<<<<

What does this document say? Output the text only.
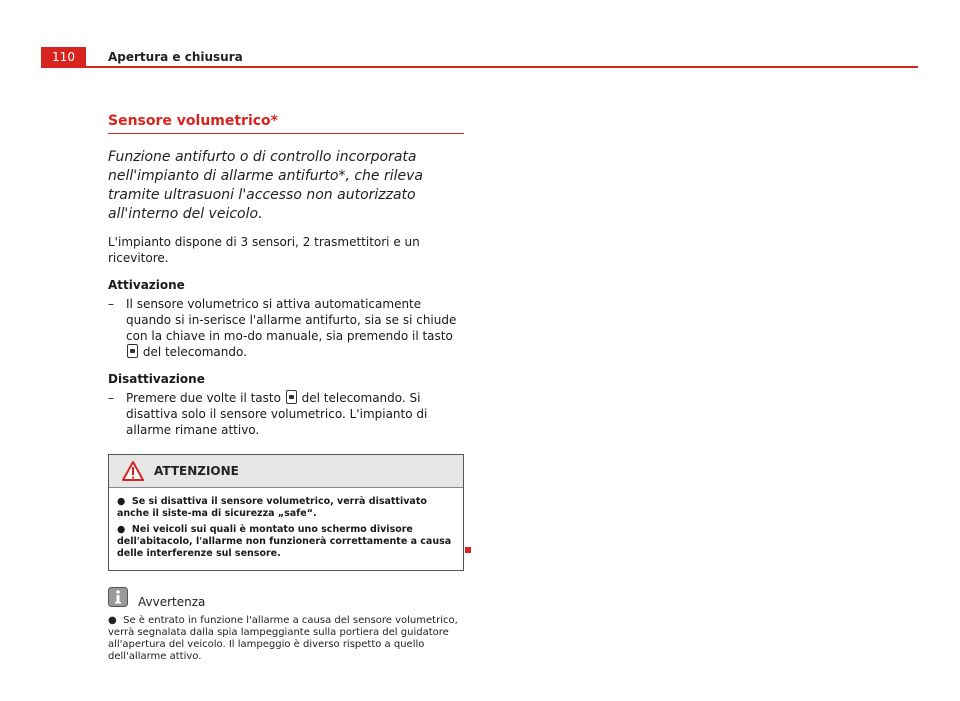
110	Apertura e chiusura
Sensore volumetrico*

Funzione antifurto o di controllo incorporata nell'impianto di allarme antifurto*, che rileva tramite ultrasuoni l'accesso non autorizzato all'interno del veicolo.

L'impianto dispone di 3 sensori, 2 trasmettitori e un ricevitore.

Attivazione
–	Il sensore volumetrico si attiva automaticamente quando si in-serisce l'allarme antifurto, sia se si chiude con la chiave in mo-do manuale, sia premendo il tasto  del telecomando.
Disattivazione
–	Premere due volte il tasto del telecomando. Si disattiva solo il sensore volumetrico. L'impianto di allarme rimane attivo.
ATTENZIONE
● Se si disattiva il sensore volumetrico, verrà disattivato anche il siste-ma di sicurezza „safe“.
● Nei veicoli sui quali è montato uno schermo divisore dell'abitacolo, l'allarme non funzionerà correttamente a causa delle interferenze sul sensore.
Avvertenza
● Se è entrato in funzione l'allarme a causa del sensore volumetrico, verrà segnalata dalla spia lampeggiante sulla portiera del guidatore all'apertura del veicolo. Il lampeggio è diverso rispetto a quello dell'allarme attivo.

>>>>

▶ **What to work on**
Write out the listing above exactly as it stands, pictures excluded.

▶ **Correct response**
What does this document say? Output the text only.
110	Apertura e chiusura
Sensore volumetrico*

Funzione antifurto o di controllo incorporata nell'impianto di allarme antifurto*, che rileva tramite ultrasuoni l'accesso non autorizzato all'interno del veicolo.

L'impianto dispone di 3 sensori, 2 trasmettitori e un ricevitore.

Attivazione
–	Il sensore volumetrico si attiva automaticamente quando si in-serisce l'allarme antifurto, sia se si chiude con la chiave in mo-do manuale, sia premendo il tasto  del telecomando.
Disattivazione
–	Premere due volte il tasto del telecomando. Si disattiva solo il sensore volumetrico. L'impianto di allarme rimane attivo.
ATTENZIONE
● Se si disattiva il sensore volumetrico, verrà disattivato anche il siste-ma di sicurezza „safe“.
● Nei veicoli sui quali è montato uno schermo divisore dell'abitacolo, l'allarme non funzionerà correttamente a causa delle interferenze sul sensore.
Avvertenza
● Se è entrato in funzione l'allarme a causa del sensore volumetrico, verrà segnalata dalla spia lampeggiante sulla portiera del guidatore all'apertura del veicolo. Il lampeggio è diverso rispetto a quello dell'allarme attivo.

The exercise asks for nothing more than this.